--- Set problem ---
Collect every line that includes the string "this".
------------------------------------------------
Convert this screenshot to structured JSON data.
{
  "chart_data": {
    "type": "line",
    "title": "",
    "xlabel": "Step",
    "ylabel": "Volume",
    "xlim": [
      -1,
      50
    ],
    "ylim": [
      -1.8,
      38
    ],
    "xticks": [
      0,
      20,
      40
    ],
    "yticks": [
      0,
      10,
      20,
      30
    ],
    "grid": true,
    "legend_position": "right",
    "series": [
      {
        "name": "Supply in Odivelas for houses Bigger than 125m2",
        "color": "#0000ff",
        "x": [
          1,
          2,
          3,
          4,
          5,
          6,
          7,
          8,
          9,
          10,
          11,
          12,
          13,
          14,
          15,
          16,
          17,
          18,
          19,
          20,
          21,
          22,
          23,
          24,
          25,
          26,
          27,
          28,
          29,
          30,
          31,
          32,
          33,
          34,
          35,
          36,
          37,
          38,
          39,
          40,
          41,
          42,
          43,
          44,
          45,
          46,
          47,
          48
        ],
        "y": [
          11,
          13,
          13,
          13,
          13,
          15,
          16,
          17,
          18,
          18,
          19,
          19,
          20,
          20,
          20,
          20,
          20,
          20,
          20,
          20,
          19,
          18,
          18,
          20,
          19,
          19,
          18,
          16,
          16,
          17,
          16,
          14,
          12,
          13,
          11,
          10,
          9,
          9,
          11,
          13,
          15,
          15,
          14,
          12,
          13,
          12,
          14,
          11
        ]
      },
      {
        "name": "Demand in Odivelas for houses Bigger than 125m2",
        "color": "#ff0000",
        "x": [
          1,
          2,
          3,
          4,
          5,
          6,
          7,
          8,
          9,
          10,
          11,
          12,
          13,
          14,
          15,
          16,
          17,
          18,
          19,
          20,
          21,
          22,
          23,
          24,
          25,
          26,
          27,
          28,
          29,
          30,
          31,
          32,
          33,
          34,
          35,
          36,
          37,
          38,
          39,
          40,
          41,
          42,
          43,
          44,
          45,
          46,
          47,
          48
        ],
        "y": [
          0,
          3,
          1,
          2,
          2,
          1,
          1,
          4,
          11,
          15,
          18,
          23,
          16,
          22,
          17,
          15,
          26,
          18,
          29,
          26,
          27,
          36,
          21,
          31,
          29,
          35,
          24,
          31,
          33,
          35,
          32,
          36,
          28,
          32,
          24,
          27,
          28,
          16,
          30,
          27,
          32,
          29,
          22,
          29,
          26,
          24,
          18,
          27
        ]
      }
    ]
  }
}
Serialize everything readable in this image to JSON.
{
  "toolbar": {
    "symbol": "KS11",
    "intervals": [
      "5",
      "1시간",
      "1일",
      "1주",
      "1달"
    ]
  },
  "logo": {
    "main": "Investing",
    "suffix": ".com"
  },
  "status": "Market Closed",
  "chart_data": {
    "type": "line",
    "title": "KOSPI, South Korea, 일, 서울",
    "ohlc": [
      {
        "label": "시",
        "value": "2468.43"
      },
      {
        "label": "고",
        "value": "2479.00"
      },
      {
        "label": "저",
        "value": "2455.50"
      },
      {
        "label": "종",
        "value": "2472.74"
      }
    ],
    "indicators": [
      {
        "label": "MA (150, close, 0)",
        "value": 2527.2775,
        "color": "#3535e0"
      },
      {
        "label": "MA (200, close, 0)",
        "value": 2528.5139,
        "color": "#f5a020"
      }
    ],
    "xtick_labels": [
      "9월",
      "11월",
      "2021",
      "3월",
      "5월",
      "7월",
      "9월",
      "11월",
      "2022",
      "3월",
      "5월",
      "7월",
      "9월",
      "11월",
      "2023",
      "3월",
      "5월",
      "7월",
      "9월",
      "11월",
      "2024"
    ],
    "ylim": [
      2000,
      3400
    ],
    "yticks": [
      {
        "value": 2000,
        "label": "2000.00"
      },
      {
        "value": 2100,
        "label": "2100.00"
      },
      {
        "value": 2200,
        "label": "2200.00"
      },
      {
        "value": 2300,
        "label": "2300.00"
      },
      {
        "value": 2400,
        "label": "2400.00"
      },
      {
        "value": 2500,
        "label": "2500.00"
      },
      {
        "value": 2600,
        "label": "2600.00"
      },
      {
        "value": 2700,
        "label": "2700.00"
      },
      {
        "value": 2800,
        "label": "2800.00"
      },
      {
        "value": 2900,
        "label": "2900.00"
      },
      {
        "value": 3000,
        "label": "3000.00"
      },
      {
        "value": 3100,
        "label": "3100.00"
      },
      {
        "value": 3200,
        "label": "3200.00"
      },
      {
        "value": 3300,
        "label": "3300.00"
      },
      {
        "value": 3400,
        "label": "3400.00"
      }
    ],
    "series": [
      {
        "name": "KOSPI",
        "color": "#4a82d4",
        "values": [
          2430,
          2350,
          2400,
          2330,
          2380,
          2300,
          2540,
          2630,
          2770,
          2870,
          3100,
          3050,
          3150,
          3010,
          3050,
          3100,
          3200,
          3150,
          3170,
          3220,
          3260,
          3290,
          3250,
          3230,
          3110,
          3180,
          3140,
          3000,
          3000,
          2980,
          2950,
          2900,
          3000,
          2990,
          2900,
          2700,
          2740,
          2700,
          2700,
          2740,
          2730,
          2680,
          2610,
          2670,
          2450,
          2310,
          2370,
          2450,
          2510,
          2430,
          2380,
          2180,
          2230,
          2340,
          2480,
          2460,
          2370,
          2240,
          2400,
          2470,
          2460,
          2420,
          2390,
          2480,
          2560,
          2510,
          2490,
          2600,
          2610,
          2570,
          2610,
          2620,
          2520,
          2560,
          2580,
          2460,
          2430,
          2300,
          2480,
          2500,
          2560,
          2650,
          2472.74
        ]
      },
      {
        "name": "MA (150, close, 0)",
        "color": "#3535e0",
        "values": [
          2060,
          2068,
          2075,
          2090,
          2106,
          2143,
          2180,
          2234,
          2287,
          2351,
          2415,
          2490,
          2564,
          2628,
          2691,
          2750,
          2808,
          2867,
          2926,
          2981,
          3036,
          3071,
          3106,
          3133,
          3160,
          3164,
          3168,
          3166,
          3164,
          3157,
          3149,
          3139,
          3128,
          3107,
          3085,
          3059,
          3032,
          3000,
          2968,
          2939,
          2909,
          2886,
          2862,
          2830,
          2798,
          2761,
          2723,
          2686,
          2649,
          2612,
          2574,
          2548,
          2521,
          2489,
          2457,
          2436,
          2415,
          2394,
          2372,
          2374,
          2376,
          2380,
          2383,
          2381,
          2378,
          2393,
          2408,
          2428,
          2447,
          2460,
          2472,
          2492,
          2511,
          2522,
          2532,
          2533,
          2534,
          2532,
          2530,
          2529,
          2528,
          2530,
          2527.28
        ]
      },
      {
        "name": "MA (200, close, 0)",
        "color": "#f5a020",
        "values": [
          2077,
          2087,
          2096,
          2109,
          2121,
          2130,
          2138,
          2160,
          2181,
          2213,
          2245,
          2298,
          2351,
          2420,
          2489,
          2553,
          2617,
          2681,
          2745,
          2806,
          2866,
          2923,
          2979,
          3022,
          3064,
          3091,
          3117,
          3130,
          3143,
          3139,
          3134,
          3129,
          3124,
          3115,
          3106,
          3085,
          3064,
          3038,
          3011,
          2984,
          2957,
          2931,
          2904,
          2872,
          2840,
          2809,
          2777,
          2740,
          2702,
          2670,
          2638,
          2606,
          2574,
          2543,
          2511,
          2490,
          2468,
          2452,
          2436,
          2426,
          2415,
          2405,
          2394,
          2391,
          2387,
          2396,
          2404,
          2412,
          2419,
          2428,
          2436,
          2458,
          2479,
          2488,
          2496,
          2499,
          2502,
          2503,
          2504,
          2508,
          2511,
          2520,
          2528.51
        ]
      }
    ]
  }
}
------------------------------------------------
--- Task answer ---
Convert this screenshot to structured JSON data.
Serialize everything readable in this image to JSON.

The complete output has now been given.